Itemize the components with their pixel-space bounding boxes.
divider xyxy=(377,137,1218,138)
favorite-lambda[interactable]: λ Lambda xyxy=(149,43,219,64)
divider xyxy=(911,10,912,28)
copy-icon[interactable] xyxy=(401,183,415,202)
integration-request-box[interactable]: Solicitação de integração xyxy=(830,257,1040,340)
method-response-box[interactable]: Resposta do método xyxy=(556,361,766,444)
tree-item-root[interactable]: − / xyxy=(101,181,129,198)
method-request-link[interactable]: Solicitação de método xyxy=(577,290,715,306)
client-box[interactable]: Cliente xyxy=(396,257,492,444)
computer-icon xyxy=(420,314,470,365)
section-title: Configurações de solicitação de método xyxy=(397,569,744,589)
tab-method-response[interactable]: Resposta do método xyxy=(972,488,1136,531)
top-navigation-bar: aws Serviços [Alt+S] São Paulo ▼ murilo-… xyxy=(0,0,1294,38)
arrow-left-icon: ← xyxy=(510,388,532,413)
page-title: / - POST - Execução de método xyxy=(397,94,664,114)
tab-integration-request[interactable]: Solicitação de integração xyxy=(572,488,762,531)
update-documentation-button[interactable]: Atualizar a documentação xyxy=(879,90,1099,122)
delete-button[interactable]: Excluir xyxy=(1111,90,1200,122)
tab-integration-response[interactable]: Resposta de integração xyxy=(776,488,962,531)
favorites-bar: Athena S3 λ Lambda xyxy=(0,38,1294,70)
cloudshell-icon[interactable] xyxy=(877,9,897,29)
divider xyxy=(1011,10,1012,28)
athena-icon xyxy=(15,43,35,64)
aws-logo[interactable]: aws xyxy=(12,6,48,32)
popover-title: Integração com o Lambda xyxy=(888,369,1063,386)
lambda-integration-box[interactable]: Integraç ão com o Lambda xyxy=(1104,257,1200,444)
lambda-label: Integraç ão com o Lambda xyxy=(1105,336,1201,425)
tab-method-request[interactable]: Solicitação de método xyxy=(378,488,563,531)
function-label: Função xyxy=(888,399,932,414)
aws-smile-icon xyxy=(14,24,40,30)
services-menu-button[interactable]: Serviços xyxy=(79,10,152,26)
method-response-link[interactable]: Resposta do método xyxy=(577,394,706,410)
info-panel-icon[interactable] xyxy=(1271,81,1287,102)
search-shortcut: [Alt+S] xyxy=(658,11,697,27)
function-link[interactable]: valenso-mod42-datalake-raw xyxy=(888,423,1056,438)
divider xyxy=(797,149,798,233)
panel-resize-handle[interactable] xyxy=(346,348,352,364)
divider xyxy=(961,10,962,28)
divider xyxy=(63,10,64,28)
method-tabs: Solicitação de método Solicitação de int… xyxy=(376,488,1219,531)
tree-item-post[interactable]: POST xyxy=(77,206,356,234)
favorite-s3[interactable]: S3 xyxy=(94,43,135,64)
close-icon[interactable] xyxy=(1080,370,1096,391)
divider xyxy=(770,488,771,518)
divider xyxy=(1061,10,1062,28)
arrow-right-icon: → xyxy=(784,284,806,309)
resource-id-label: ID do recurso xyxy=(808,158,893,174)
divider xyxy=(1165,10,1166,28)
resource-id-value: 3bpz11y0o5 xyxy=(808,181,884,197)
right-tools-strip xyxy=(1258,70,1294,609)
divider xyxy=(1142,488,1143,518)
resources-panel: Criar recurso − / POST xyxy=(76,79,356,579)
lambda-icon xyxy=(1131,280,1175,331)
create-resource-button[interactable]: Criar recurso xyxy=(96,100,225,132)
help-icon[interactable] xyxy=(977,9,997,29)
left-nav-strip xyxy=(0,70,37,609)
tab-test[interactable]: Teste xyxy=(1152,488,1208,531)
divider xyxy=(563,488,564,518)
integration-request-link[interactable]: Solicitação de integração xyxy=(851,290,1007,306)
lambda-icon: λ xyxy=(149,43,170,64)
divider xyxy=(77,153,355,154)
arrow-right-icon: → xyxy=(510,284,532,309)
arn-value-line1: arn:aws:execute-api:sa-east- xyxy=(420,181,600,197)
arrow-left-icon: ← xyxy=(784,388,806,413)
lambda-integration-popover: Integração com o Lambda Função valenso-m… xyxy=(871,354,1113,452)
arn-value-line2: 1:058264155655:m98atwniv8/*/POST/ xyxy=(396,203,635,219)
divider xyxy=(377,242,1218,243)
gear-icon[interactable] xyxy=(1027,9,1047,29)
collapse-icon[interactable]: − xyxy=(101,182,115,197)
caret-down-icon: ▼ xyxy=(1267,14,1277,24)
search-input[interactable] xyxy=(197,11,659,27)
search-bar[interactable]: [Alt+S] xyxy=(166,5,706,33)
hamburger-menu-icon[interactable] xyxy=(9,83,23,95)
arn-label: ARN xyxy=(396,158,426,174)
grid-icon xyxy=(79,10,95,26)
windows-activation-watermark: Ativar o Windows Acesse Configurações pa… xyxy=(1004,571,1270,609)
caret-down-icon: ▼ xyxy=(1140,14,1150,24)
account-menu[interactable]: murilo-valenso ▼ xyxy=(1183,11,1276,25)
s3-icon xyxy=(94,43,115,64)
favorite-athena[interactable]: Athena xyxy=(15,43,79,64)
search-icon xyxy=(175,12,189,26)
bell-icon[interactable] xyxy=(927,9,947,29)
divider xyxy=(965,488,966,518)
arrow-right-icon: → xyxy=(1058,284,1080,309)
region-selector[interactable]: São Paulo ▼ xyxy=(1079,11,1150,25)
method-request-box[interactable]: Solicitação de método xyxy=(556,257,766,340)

########

:: Required work ::
Copy the listing above line for line, with no changes.

:: Solved problem ::
Itemize the components with their pixel-space bounding boxes.
divider xyxy=(377,137,1218,138)
favorite-lambda[interactable]: λ Lambda xyxy=(149,43,219,64)
divider xyxy=(911,10,912,28)
copy-icon[interactable] xyxy=(401,183,415,202)
integration-request-box[interactable]: Solicitação de integração xyxy=(830,257,1040,340)
method-response-box[interactable]: Resposta do método xyxy=(556,361,766,444)
tree-item-root[interactable]: − / xyxy=(101,181,129,198)
method-request-link[interactable]: Solicitação de método xyxy=(577,290,715,306)
client-box[interactable]: Cliente xyxy=(396,257,492,444)
computer-icon xyxy=(420,314,470,365)
section-title: Configurações de solicitação de método xyxy=(397,569,744,589)
tab-method-response[interactable]: Resposta do método xyxy=(972,488,1136,531)
top-navigation-bar: aws Serviços [Alt+S] São Paulo ▼ murilo-… xyxy=(0,0,1294,38)
arrow-left-icon: ← xyxy=(510,388,532,413)
page-title: / - POST - Execução de método xyxy=(397,94,664,114)
tab-integration-request[interactable]: Solicitação de integração xyxy=(572,488,762,531)
update-documentation-button[interactable]: Atualizar a documentação xyxy=(879,90,1099,122)
delete-button[interactable]: Excluir xyxy=(1111,90,1200,122)
tab-integration-response[interactable]: Resposta de integração xyxy=(776,488,962,531)
favorites-bar: Athena S3 λ Lambda xyxy=(0,38,1294,70)
cloudshell-icon[interactable] xyxy=(877,9,897,29)
divider xyxy=(1011,10,1012,28)
athena-icon xyxy=(15,43,35,64)
aws-logo[interactable]: aws xyxy=(12,6,48,32)
popover-title: Integração com o Lambda xyxy=(888,369,1063,386)
lambda-integration-box[interactable]: Integraç ão com o Lambda xyxy=(1104,257,1200,444)
lambda-label: Integraç ão com o Lambda xyxy=(1105,336,1201,425)
tab-method-request[interactable]: Solicitação de método xyxy=(378,488,563,531)
function-label: Função xyxy=(888,399,932,414)
aws-smile-icon xyxy=(14,24,40,30)
services-menu-button[interactable]: Serviços xyxy=(79,10,152,26)
method-response-link[interactable]: Resposta do método xyxy=(577,394,706,410)
info-panel-icon[interactable] xyxy=(1271,81,1287,102)
search-shortcut: [Alt+S] xyxy=(658,11,697,27)
function-link[interactable]: valenso-mod42-datalake-raw xyxy=(888,423,1056,438)
divider xyxy=(797,149,798,233)
panel-resize-handle[interactable] xyxy=(346,348,352,364)
divider xyxy=(961,10,962,28)
divider xyxy=(63,10,64,28)
method-tabs: Solicitação de método Solicitação de int… xyxy=(376,488,1219,531)
tree-item-post[interactable]: POST xyxy=(77,206,356,234)
favorite-s3[interactable]: S3 xyxy=(94,43,135,64)
close-icon[interactable] xyxy=(1080,370,1096,391)
divider xyxy=(770,488,771,518)
divider xyxy=(1061,10,1062,28)
arrow-right-icon: → xyxy=(784,284,806,309)
resource-id-label: ID do recurso xyxy=(808,158,893,174)
divider xyxy=(1165,10,1166,28)
resource-id-value: 3bpz11y0o5 xyxy=(808,181,884,197)
right-tools-strip xyxy=(1258,70,1294,609)
divider xyxy=(1142,488,1143,518)
resources-panel: Criar recurso − / POST xyxy=(76,79,356,579)
lambda-icon xyxy=(1131,280,1175,331)
create-resource-button[interactable]: Criar recurso xyxy=(96,100,225,132)
help-icon[interactable] xyxy=(977,9,997,29)
left-nav-strip xyxy=(0,70,37,609)
tab-test[interactable]: Teste xyxy=(1152,488,1208,531)
divider xyxy=(563,488,564,518)
integration-request-link[interactable]: Solicitação de integração xyxy=(851,290,1007,306)
lambda-icon: λ xyxy=(149,43,170,64)
divider xyxy=(77,153,355,154)
arrow-right-icon: → xyxy=(510,284,532,309)
arn-value-line1: arn:aws:execute-api:sa-east- xyxy=(420,181,600,197)
arrow-left-icon: ← xyxy=(784,388,806,413)
lambda-integration-popover: Integração com o Lambda Função valenso-m… xyxy=(871,354,1113,452)
arn-value-line2: 1:058264155655:m98atwniv8/*/POST/ xyxy=(396,203,635,219)
divider xyxy=(377,242,1218,243)
gear-icon[interactable] xyxy=(1027,9,1047,29)
collapse-icon[interactable]: − xyxy=(101,182,115,197)
caret-down-icon: ▼ xyxy=(1267,14,1277,24)
search-input[interactable] xyxy=(197,11,659,27)
search-bar[interactable]: [Alt+S] xyxy=(166,5,706,33)
hamburger-menu-icon[interactable] xyxy=(9,83,23,95)
arn-label: ARN xyxy=(396,158,426,174)
grid-icon xyxy=(79,10,95,26)
windows-activation-watermark: Ativar o Windows Acesse Configurações pa… xyxy=(1004,571,1270,609)
caret-down-icon: ▼ xyxy=(1140,14,1150,24)
account-menu[interactable]: murilo-valenso ▼ xyxy=(1183,11,1276,25)
s3-icon xyxy=(94,43,115,64)
favorite-athena[interactable]: Athena xyxy=(15,43,79,64)
search-icon xyxy=(175,12,189,26)
bell-icon[interactable] xyxy=(927,9,947,29)
divider xyxy=(965,488,966,518)
arrow-right-icon: → xyxy=(1058,284,1080,309)
region-selector[interactable]: São Paulo ▼ xyxy=(1079,11,1150,25)
method-request-box[interactable]: Solicitação de método xyxy=(556,257,766,340)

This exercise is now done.